* **Exercise instructions**: Retype the full set of records. Keep every character identical.

* **Raw records**:
################

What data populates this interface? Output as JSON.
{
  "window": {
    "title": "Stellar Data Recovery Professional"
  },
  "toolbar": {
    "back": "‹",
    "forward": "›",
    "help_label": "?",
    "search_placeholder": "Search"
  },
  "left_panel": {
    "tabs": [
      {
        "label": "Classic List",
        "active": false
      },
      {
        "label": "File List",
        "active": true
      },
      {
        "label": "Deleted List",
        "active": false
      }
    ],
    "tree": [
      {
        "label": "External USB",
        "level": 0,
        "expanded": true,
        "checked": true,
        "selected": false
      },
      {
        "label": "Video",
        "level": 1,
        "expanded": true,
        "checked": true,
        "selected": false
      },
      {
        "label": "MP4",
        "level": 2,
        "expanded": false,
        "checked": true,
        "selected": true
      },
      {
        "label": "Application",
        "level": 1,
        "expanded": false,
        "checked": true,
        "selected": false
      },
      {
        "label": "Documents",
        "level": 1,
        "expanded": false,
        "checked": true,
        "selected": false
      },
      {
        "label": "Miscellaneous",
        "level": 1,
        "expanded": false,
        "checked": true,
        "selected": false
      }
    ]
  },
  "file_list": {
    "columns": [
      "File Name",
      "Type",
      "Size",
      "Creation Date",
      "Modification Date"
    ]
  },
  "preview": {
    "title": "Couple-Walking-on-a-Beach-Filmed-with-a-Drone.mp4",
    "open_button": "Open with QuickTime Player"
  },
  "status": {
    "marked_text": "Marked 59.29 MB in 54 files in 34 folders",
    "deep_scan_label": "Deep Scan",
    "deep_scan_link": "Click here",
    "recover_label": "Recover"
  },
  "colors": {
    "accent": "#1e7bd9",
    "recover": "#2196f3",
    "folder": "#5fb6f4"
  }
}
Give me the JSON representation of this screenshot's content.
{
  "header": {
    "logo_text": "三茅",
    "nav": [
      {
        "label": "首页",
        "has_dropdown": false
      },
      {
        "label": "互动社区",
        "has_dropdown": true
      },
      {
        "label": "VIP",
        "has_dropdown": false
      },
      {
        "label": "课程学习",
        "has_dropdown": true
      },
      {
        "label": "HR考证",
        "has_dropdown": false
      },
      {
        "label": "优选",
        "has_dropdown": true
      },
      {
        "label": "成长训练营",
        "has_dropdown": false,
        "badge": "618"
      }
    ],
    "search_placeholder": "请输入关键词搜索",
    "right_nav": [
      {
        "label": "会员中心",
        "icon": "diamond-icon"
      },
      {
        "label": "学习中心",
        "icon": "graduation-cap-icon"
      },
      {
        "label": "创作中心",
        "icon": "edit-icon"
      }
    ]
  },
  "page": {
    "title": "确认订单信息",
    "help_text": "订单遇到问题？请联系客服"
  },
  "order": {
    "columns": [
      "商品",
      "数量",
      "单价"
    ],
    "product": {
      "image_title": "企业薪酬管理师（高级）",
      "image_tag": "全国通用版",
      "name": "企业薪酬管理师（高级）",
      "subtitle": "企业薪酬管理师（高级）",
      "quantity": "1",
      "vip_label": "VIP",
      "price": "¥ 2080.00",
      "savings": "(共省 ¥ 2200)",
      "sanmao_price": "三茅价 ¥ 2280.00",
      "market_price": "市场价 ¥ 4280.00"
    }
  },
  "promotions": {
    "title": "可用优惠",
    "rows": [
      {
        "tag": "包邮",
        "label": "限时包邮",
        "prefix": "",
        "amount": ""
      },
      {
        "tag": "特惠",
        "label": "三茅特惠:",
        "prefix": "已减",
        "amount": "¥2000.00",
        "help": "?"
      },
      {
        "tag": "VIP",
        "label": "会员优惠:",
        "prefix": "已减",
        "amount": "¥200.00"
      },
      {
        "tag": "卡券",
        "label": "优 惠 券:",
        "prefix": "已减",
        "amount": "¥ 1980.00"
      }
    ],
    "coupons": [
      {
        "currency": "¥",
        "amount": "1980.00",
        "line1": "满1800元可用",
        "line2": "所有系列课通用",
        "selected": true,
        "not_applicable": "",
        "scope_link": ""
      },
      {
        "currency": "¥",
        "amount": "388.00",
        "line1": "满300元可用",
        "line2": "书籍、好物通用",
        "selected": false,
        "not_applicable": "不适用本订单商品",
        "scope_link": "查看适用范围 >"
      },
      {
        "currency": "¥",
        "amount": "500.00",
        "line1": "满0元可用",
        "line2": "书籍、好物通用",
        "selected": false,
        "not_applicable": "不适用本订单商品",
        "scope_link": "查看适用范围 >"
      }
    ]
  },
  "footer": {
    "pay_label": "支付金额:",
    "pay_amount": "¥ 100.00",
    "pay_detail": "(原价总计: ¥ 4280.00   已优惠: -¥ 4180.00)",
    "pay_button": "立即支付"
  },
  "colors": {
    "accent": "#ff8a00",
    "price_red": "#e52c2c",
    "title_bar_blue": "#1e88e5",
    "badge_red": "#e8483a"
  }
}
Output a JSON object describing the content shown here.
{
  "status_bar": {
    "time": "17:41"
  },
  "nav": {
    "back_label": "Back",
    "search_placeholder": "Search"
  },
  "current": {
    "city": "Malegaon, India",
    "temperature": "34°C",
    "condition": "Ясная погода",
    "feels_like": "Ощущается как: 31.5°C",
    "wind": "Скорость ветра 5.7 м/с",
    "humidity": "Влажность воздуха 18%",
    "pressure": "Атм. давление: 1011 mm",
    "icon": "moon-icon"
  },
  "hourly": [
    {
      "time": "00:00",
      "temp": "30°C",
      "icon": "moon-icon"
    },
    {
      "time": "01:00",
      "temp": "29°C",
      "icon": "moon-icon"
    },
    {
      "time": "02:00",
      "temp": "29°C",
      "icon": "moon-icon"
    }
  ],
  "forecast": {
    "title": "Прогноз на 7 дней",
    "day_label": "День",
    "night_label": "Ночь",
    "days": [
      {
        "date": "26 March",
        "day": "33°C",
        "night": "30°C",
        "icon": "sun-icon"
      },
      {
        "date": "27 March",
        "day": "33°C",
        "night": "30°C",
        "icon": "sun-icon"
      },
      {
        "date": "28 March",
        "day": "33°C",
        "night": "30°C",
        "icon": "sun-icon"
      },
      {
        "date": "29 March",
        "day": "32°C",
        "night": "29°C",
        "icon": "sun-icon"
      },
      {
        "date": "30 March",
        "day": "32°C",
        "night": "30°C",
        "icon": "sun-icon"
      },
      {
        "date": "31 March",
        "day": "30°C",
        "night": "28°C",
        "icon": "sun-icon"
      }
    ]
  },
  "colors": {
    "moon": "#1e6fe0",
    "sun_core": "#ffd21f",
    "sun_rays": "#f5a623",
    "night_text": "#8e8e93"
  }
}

################

* **Solution to this exercise**:
What data populates this interface? Output as JSON.
{
  "window": {
    "title": "Stellar Data Recovery Professional"
  },
  "toolbar": {
    "back": "‹",
    "forward": "›",
    "help_label": "?",
    "search_placeholder": "Search"
  },
  "left_panel": {
    "tabs": [
      {
        "label": "Classic List",
        "active": false
      },
      {
        "label": "File List",
        "active": true
      },
      {
        "label": "Deleted List",
        "active": false
      }
    ],
    "tree": [
      {
        "label": "External USB",
        "level": 0,
        "expanded": true,
        "checked": true,
        "selected": false
      },
      {
        "label": "Video",
        "level": 1,
        "expanded": true,
        "checked": true,
        "selected": false
      },
      {
        "label": "MP4",
        "level": 2,
        "expanded": false,
        "checked": true,
        "selected": true
      },
      {
        "label": "Application",
        "level": 1,
        "expanded": false,
        "checked": true,
        "selected": false
      },
      {
        "label": "Documents",
        "level": 1,
        "expanded": false,
        "checked": true,
        "selected": false
      },
      {
        "label": "Miscellaneous",
        "level": 1,
        "expanded": false,
        "checked": true,
        "selected": false
      }
    ]
  },
  "file_list": {
    "columns": [
      "File Name",
      "Type",
      "Size",
      "Creation Date",
      "Modification Date"
    ]
  },
  "preview": {
    "title": "Couple-Walking-on-a-Beach-Filmed-with-a-Drone.mp4",
    "open_button": "Open with QuickTime Player"
  },
  "status": {
    "marked_text": "Marked 59.29 MB in 54 files in 34 folders",
    "deep_scan_label": "Deep Scan",
    "deep_scan_link": "Click here",
    "recover_label": "Recover"
  },
  "colors": {
    "accent": "#1e7bd9",
    "recover": "#2196f3",
    "folder": "#5fb6f4"
  }
}
Give me the JSON representation of this screenshot's content.
{
  "header": {
    "logo_text": "三茅",
    "nav": [
      {
        "label": "首页",
        "has_dropdown": false
      },
      {
        "label": "互动社区",
        "has_dropdown": true
      },
      {
        "label": "VIP",
        "has_dropdown": false
      },
      {
        "label": "课程学习",
        "has_dropdown": true
      },
      {
        "label": "HR考证",
        "has_dropdown": false
      },
      {
        "label": "优选",
        "has_dropdown": true
      },
      {
        "label": "成长训练营",
        "has_dropdown": false,
        "badge": "618"
      }
    ],
    "search_placeholder": "请输入关键词搜索",
    "right_nav": [
      {
        "label": "会员中心",
        "icon": "diamond-icon"
      },
      {
        "label": "学习中心",
        "icon": "graduation-cap-icon"
      },
      {
        "label": "创作中心",
        "icon": "edit-icon"
      }
    ]
  },
  "page": {
    "title": "确认订单信息",
    "help_text": "订单遇到问题？请联系客服"
  },
  "order": {
    "columns": [
      "商品",
      "数量",
      "单价"
    ],
    "product": {
      "image_title": "企业薪酬管理师（高级）",
      "image_tag": "全国通用版",
      "name": "企业薪酬管理师（高级）",
      "subtitle": "企业薪酬管理师（高级）",
      "quantity": "1",
      "vip_label": "VIP",
      "price": "¥ 2080.00",
      "savings": "(共省 ¥ 2200)",
      "sanmao_price": "三茅价 ¥ 2280.00",
      "market_price": "市场价 ¥ 4280.00"
    }
  },
  "promotions": {
    "title": "可用优惠",
    "rows": [
      {
        "tag": "包邮",
        "label": "限时包邮",
        "prefix": "",
        "amount": ""
      },
      {
        "tag": "特惠",
        "label": "三茅特惠:",
        "prefix": "已减",
        "amount": "¥2000.00",
        "help": "?"
      },
      {
        "tag": "VIP",
        "label": "会员优惠:",
        "prefix": "已减",
        "amount": "¥200.00"
      },
      {
        "tag": "卡券",
        "label": "优 惠 券:",
        "prefix": "已减",
        "amount": "¥ 1980.00"
      }
    ],
    "coupons": [
      {
        "currency": "¥",
        "amount": "1980.00",
        "line1": "满1800元可用",
        "line2": "所有系列课通用",
        "selected": true,
        "not_applicable": "",
        "scope_link": ""
      },
      {
        "currency": "¥",
        "amount": "388.00",
        "line1": "满300元可用",
        "line2": "书籍、好物通用",
        "selected": false,
        "not_applicable": "不适用本订单商品",
        "scope_link": "查看适用范围 >"
      },
      {
        "currency": "¥",
        "amount": "500.00",
        "line1": "满0元可用",
        "line2": "书籍、好物通用",
        "selected": false,
        "not_applicable": "不适用本订单商品",
        "scope_link": "查看适用范围 >"
      }
    ]
  },
  "footer": {
    "pay_label": "支付金额:",
    "pay_amount": "¥ 100.00",
    "pay_detail": "(原价总计: ¥ 4280.00   已优惠: -¥ 4180.00)",
    "pay_button": "立即支付"
  },
  "colors": {
    "accent": "#ff8a00",
    "price_red": "#e52c2c",
    "title_bar_blue": "#1e88e5",
    "badge_red": "#e8483a"
  }
}
Output a JSON object describing the content shown here.
{
  "status_bar": {
    "time": "17:41"
  },
  "nav": {
    "back_label": "Back",
    "search_placeholder": "Search"
  },
  "current": {
    "city": "Malegaon, India",
    "temperature": "34°C",
    "condition": "Ясная погода",
    "feels_like": "Ощущается как: 31.5°C",
    "wind": "Скорость ветра 5.7 м/с",
    "humidity": "Влажность воздуха 18%",
    "pressure": "Атм. давление: 1011 mm",
    "icon": "moon-icon"
  },
  "hourly": [
    {
      "time": "00:00",
      "temp": "30°C",
      "icon": "moon-icon"
    },
    {
      "time": "01:00",
      "temp": "29°C",
      "icon": "moon-icon"
    },
    {
      "time": "02:00",
      "temp": "29°C",
      "icon": "moon-icon"
    }
  ],
  "forecast": {
    "title": "Прогноз на 7 дней",
    "day_label": "День",
    "night_label": "Ночь",
    "days": [
      {
        "date": "26 March",
        "day": "33°C",
        "night": "30°C",
        "icon": "sun-icon"
      },
      {
        "date": "27 March",
        "day": "33°C",
        "night": "30°C",
        "icon": "sun-icon"
      },
      {
        "date": "28 March",
        "day": "33°C",
        "night": "30°C",
        "icon": "sun-icon"
      },
      {
        "date": "29 March",
        "day": "32°C",
        "night": "29°C",
        "icon": "sun-icon"
      },
      {
        "date": "30 March",
        "day": "32°C",
        "night": "30°C",
        "icon": "sun-icon"
      },
      {
        "date": "31 March",
        "day": "30°C",
        "night": "28°C",
        "icon": "sun-icon"
      }
    ]
  },
  "colors": {
    "moon": "#1e6fe0",
    "sun_core": "#ffd21f",
    "sun_rays": "#f5a623",
    "night_text": "#8e8e93"
  }
}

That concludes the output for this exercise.